• _SET TASK_: Without skipping anything, write out each record below exactly.

• _DATASET_:
╭──
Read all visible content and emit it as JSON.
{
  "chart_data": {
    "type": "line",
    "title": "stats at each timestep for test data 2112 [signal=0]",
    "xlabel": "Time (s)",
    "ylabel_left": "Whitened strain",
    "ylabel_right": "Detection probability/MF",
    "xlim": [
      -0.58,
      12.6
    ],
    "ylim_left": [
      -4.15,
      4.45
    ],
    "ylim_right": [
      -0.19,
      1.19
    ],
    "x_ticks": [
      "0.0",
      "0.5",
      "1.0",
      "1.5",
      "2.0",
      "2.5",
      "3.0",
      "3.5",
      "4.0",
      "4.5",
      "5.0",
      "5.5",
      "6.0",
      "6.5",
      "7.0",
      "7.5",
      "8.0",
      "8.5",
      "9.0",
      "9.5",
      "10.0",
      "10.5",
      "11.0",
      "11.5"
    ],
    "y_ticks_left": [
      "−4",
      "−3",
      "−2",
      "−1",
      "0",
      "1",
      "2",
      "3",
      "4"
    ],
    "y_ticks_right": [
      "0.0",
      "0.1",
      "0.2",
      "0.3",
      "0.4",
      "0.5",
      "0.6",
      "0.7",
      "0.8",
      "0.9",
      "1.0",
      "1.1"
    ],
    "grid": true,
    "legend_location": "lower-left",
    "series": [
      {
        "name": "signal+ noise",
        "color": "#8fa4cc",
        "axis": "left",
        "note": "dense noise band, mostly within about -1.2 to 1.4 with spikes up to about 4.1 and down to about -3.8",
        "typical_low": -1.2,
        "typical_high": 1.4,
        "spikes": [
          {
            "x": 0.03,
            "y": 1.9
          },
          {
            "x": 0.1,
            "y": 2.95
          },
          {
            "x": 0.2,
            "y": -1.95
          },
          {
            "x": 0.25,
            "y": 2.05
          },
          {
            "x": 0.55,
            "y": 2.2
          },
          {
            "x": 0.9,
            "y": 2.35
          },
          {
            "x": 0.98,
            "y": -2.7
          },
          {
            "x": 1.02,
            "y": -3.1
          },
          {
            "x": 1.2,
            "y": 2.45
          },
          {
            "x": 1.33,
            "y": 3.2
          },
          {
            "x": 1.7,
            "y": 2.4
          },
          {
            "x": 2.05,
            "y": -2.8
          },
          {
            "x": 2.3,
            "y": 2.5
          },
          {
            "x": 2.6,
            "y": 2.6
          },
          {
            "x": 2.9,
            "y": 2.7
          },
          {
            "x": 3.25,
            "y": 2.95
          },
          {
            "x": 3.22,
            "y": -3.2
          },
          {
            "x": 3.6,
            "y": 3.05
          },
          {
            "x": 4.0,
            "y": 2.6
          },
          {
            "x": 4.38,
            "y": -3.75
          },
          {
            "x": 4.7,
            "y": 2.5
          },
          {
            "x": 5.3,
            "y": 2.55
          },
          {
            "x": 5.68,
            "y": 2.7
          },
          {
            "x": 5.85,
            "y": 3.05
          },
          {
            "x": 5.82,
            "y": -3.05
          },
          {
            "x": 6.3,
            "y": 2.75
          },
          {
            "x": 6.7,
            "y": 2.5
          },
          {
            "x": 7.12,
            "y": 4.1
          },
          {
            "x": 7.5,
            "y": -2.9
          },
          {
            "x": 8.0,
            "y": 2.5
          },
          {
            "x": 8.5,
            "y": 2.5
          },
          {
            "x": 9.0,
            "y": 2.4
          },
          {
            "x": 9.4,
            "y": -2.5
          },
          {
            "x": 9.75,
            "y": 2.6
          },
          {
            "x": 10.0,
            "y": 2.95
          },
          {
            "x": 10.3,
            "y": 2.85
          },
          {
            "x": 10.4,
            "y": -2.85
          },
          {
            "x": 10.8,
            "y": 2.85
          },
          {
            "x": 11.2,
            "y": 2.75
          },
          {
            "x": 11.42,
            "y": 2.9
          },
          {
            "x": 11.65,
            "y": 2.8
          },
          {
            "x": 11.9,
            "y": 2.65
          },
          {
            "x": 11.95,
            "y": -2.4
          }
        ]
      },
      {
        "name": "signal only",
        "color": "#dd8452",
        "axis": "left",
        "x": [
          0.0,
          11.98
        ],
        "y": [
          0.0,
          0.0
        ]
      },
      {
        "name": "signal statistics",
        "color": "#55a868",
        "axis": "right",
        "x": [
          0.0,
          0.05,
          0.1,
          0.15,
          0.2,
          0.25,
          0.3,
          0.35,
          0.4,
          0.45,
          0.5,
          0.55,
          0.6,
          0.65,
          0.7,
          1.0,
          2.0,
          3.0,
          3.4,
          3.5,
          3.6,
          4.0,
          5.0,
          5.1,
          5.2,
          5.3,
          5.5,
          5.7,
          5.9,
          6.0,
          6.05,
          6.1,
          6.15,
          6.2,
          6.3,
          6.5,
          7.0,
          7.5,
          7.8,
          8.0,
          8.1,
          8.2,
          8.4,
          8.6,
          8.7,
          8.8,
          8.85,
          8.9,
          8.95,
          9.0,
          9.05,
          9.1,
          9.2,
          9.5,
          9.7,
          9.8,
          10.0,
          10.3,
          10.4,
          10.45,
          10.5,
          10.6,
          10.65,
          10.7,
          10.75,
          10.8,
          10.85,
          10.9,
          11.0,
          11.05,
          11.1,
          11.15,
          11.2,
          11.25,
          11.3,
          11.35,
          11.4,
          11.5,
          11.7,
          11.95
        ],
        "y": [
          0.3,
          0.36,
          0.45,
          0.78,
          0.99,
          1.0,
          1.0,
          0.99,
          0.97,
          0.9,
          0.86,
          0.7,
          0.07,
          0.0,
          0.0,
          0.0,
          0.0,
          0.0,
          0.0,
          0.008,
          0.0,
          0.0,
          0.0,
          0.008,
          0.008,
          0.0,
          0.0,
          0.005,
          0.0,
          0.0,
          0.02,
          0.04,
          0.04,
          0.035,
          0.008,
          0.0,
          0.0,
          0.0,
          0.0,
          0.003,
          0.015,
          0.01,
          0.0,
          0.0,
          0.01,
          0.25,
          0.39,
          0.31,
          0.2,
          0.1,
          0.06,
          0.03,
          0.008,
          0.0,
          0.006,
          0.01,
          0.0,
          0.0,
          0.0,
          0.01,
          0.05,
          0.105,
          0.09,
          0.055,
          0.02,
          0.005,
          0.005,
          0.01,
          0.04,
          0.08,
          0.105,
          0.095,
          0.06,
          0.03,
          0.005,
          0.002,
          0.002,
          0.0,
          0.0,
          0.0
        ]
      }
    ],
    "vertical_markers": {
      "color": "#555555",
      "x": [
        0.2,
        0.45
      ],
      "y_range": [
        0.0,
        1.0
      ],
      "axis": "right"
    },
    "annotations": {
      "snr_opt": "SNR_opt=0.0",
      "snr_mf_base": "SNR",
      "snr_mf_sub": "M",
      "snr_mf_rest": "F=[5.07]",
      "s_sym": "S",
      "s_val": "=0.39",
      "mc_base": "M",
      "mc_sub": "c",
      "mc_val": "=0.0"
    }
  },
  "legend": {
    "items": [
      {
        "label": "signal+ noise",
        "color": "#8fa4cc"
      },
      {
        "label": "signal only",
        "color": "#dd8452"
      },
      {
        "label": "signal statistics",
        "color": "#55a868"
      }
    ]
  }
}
╰──
• _RESPONSE FOR THIS EXERCISE_:
Read all visible content and emit it as JSON.
{
  "chart_data": {
    "type": "line",
    "title": "stats at each timestep for test data 2112 [signal=0]",
    "xlabel": "Time (s)",
    "ylabel_left": "Whitened strain",
    "ylabel_right": "Detection probability/MF",
    "xlim": [
      -0.58,
      12.6
    ],
    "ylim_left": [
      -4.15,
      4.45
    ],
    "ylim_right": [
      -0.19,
      1.19
    ],
    "x_ticks": [
      "0.0",
      "0.5",
      "1.0",
      "1.5",
      "2.0",
      "2.5",
      "3.0",
      "3.5",
      "4.0",
      "4.5",
      "5.0",
      "5.5",
      "6.0",
      "6.5",
      "7.0",
      "7.5",
      "8.0",
      "8.5",
      "9.0",
      "9.5",
      "10.0",
      "10.5",
      "11.0",
      "11.5"
    ],
    "y_ticks_left": [
      "−4",
      "−3",
      "−2",
      "−1",
      "0",
      "1",
      "2",
      "3",
      "4"
    ],
    "y_ticks_right": [
      "0.0",
      "0.1",
      "0.2",
      "0.3",
      "0.4",
      "0.5",
      "0.6",
      "0.7",
      "0.8",
      "0.9",
      "1.0",
      "1.1"
    ],
    "grid": true,
    "legend_location": "lower-left",
    "series": [
      {
        "name": "signal+ noise",
        "color": "#8fa4cc",
        "axis": "left",
        "note": "dense noise band, mostly within about -1.2 to 1.4 with spikes up to about 4.1 and down to about -3.8",
        "typical_low": -1.2,
        "typical_high": 1.4,
        "spikes": [
          {
            "x": 0.03,
            "y": 1.9
          },
          {
            "x": 0.1,
            "y": 2.95
          },
          {
            "x": 0.2,
            "y": -1.95
          },
          {
            "x": 0.25,
            "y": 2.05
          },
          {
            "x": 0.55,
            "y": 2.2
          },
          {
            "x": 0.9,
            "y": 2.35
          },
          {
            "x": 0.98,
            "y": -2.7
          },
          {
            "x": 1.02,
            "y": -3.1
          },
          {
            "x": 1.2,
            "y": 2.45
          },
          {
            "x": 1.33,
            "y": 3.2
          },
          {
            "x": 1.7,
            "y": 2.4
          },
          {
            "x": 2.05,
            "y": -2.8
          },
          {
            "x": 2.3,
            "y": 2.5
          },
          {
            "x": 2.6,
            "y": 2.6
          },
          {
            "x": 2.9,
            "y": 2.7
          },
          {
            "x": 3.25,
            "y": 2.95
          },
          {
            "x": 3.22,
            "y": -3.2
          },
          {
            "x": 3.6,
            "y": 3.05
          },
          {
            "x": 4.0,
            "y": 2.6
          },
          {
            "x": 4.38,
            "y": -3.75
          },
          {
            "x": 4.7,
            "y": 2.5
          },
          {
            "x": 5.3,
            "y": 2.55
          },
          {
            "x": 5.68,
            "y": 2.7
          },
          {
            "x": 5.85,
            "y": 3.05
          },
          {
            "x": 5.82,
            "y": -3.05
          },
          {
            "x": 6.3,
            "y": 2.75
          },
          {
            "x": 6.7,
            "y": 2.5
          },
          {
            "x": 7.12,
            "y": 4.1
          },
          {
            "x": 7.5,
            "y": -2.9
          },
          {
            "x": 8.0,
            "y": 2.5
          },
          {
            "x": 8.5,
            "y": 2.5
          },
          {
            "x": 9.0,
            "y": 2.4
          },
          {
            "x": 9.4,
            "y": -2.5
          },
          {
            "x": 9.75,
            "y": 2.6
          },
          {
            "x": 10.0,
            "y": 2.95
          },
          {
            "x": 10.3,
            "y": 2.85
          },
          {
            "x": 10.4,
            "y": -2.85
          },
          {
            "x": 10.8,
            "y": 2.85
          },
          {
            "x": 11.2,
            "y": 2.75
          },
          {
            "x": 11.42,
            "y": 2.9
          },
          {
            "x": 11.65,
            "y": 2.8
          },
          {
            "x": 11.9,
            "y": 2.65
          },
          {
            "x": 11.95,
            "y": -2.4
          }
        ]
      },
      {
        "name": "signal only",
        "color": "#dd8452",
        "axis": "left",
        "x": [
          0.0,
          11.98
        ],
        "y": [
          0.0,
          0.0
        ]
      },
      {
        "name": "signal statistics",
        "color": "#55a868",
        "axis": "right",
        "x": [
          0.0,
          0.05,
          0.1,
          0.15,
          0.2,
          0.25,
          0.3,
          0.35,
          0.4,
          0.45,
          0.5,
          0.55,
          0.6,
          0.65,
          0.7,
          1.0,
          2.0,
          3.0,
          3.4,
          3.5,
          3.6,
          4.0,
          5.0,
          5.1,
          5.2,
          5.3,
          5.5,
          5.7,
          5.9,
          6.0,
          6.05,
          6.1,
          6.15,
          6.2,
          6.3,
          6.5,
          7.0,
          7.5,
          7.8,
          8.0,
          8.1,
          8.2,
          8.4,
          8.6,
          8.7,
          8.8,
          8.85,
          8.9,
          8.95,
          9.0,
          9.05,
          9.1,
          9.2,
          9.5,
          9.7,
          9.8,
          10.0,
          10.3,
          10.4,
          10.45,
          10.5,
          10.6,
          10.65,
          10.7,
          10.75,
          10.8,
          10.85,
          10.9,
          11.0,
          11.05,
          11.1,
          11.15,
          11.2,
          11.25,
          11.3,
          11.35,
          11.4,
          11.5,
          11.7,
          11.95
        ],
        "y": [
          0.3,
          0.36,
          0.45,
          0.78,
          0.99,
          1.0,
          1.0,
          0.99,
          0.97,
          0.9,
          0.86,
          0.7,
          0.07,
          0.0,
          0.0,
          0.0,
          0.0,
          0.0,
          0.0,
          0.008,
          0.0,
          0.0,
          0.0,
          0.008,
          0.008,
          0.0,
          0.0,
          0.005,
          0.0,
          0.0,
          0.02,
          0.04,
          0.04,
          0.035,
          0.008,
          0.0,
          0.0,
          0.0,
          0.0,
          0.003,
          0.015,
          0.01,
          0.0,
          0.0,
          0.01,
          0.25,
          0.39,
          0.31,
          0.2,
          0.1,
          0.06,
          0.03,
          0.008,
          0.0,
          0.006,
          0.01,
          0.0,
          0.0,
          0.0,
          0.01,
          0.05,
          0.105,
          0.09,
          0.055,
          0.02,
          0.005,
          0.005,
          0.01,
          0.04,
          0.08,
          0.105,
          0.095,
          0.06,
          0.03,
          0.005,
          0.002,
          0.002,
          0.0,
          0.0,
          0.0
        ]
      }
    ],
    "vertical_markers": {
      "color": "#555555",
      "x": [
        0.2,
        0.45
      ],
      "y_range": [
        0.0,
        1.0
      ],
      "axis": "right"
    },
    "annotations": {
      "snr_opt": "SNR_opt=0.0",
      "snr_mf_base": "SNR",
      "snr_mf_sub": "M",
      "snr_mf_rest": "F=[5.07]",
      "s_sym": "S",
      "s_val": "=0.39",
      "mc_base": "M",
      "mc_sub": "c",
      "mc_val": "=0.0"
    }
  },
  "legend": {
    "items": [
      {
        "label": "signal+ noise",
        "color": "#8fa4cc"
      },
      {
        "label": "signal only",
        "color": "#dd8452"
      },
      {
        "label": "signal statistics",
        "color": "#55a868"
      }
    ]
  }
}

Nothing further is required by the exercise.